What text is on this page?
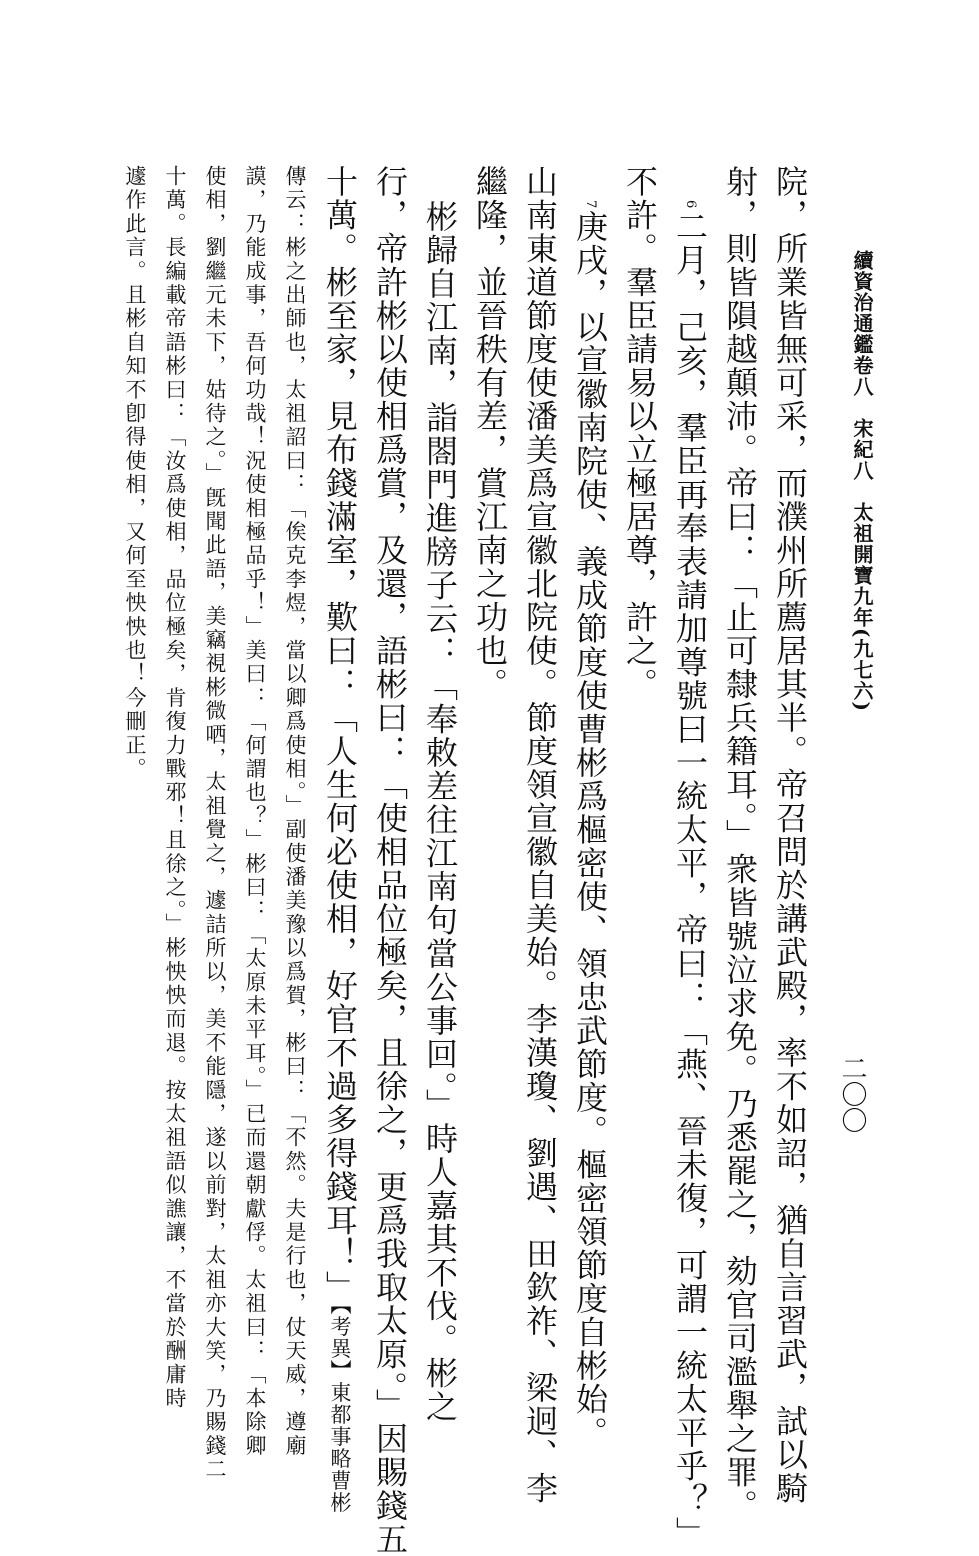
續資治通鑑卷八　宋紀八　太祖開寶九年(九七六)
二〇〇
院，所業皆無可采，而濮州所薦居其半。帝召問於講武殿，率不如詔，猶自言習武，試以騎
射，則皆隕越顛沛。帝曰：「止可隸兵籍耳。」衆皆號泣求免。乃悉罷之，劾官司濫舉之罪。
6二月，己亥，羣臣再奉表請加尊號曰一統太平，帝曰：「燕、晉未復，可謂一統太平乎？」
不許。羣臣請易以立極居尊，許之。
7庚戌，以宣徽南院使、義成節度使曹彬爲樞密使、領忠武節度。樞密領節度自彬始。
山南東道節度使潘美爲宣徽北院使。節度領宣徽自美始。李漢瓊、劉遇、田欽祚、梁迥、李
繼隆，並晉秩有差，賞江南之功也。
彬歸自江南，詣閤門進牓子云：「奉敕差往江南句當公事回。」時人嘉其不伐。彬之
行，帝許彬以使相爲賞，及還，語彬曰：「使相品位極矣，且徐之，更爲我取太原。」因賜錢五
十萬。彬至家，見布錢滿室，歎曰：「人生何必使相，好官不過多得錢耳！」【考異】東都事略曹彬
傳云：彬之出師也，太祖詔曰：「俟克李煜，當以卿爲使相。」副使潘美豫以爲賀，彬曰：「不然。夫是行也，仗天威，遵廟
謨，乃能成事，吾何功哉！況使相極品乎！」美曰：「何謂也？」彬曰：「太原未平耳。」已而還朝獻俘。太祖曰：「本除卿
使相，劉繼元未下，姑待之。」旣聞此語，美竊視彬微哂，太祖覺之，遽詰所以，美不能隱，遂以前對，太祖亦大笑，乃賜錢二
十萬。長編載帝語彬曰：「汝爲使相，品位極矣，肯復力戰邪！且徐之。」彬怏怏而退。按太祖語似譙讓，不當於酬庸時
遽作此言。且彬自知不卽得使相，又何至怏怏也！今刪正。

──────────────────────────────

- _PROBLEM DESCRIPTION_:
Copy the listing over exactly, skipping the pictures it holds.

- _ANSWER TO THIS EXERCISE_:
What text is on this page?
續資治通鑑卷八　宋紀八　太祖開寶九年(九七六)
二〇〇
院，所業皆無可采，而濮州所薦居其半。帝召問於講武殿，率不如詔，猶自言習武，試以騎
射，則皆隕越顛沛。帝曰：「止可隸兵籍耳。」衆皆號泣求免。乃悉罷之，劾官司濫舉之罪。
6二月，己亥，羣臣再奉表請加尊號曰一統太平，帝曰：「燕、晉未復，可謂一統太平乎？」
不許。羣臣請易以立極居尊，許之。
7庚戌，以宣徽南院使、義成節度使曹彬爲樞密使、領忠武節度。樞密領節度自彬始。
山南東道節度使潘美爲宣徽北院使。節度領宣徽自美始。李漢瓊、劉遇、田欽祚、梁迥、李
繼隆，並晉秩有差，賞江南之功也。
彬歸自江南，詣閤門進牓子云：「奉敕差往江南句當公事回。」時人嘉其不伐。彬之
行，帝許彬以使相爲賞，及還，語彬曰：「使相品位極矣，且徐之，更爲我取太原。」因賜錢五
十萬。彬至家，見布錢滿室，歎曰：「人生何必使相，好官不過多得錢耳！」【考異】東都事略曹彬
傳云：彬之出師也，太祖詔曰：「俟克李煜，當以卿爲使相。」副使潘美豫以爲賀，彬曰：「不然。夫是行也，仗天威，遵廟
謨，乃能成事，吾何功哉！況使相極品乎！」美曰：「何謂也？」彬曰：「太原未平耳。」已而還朝獻俘。太祖曰：「本除卿
使相，劉繼元未下，姑待之。」旣聞此語，美竊視彬微哂，太祖覺之，遽詰所以，美不能隱，遂以前對，太祖亦大笑，乃賜錢二
十萬。長編載帝語彬曰：「汝爲使相，品位極矣，肯復力戰邪！且徐之。」彬怏怏而退。按太祖語似譙讓，不當於酬庸時
遽作此言。且彬自知不卽得使相，又何至怏怏也！今刪正。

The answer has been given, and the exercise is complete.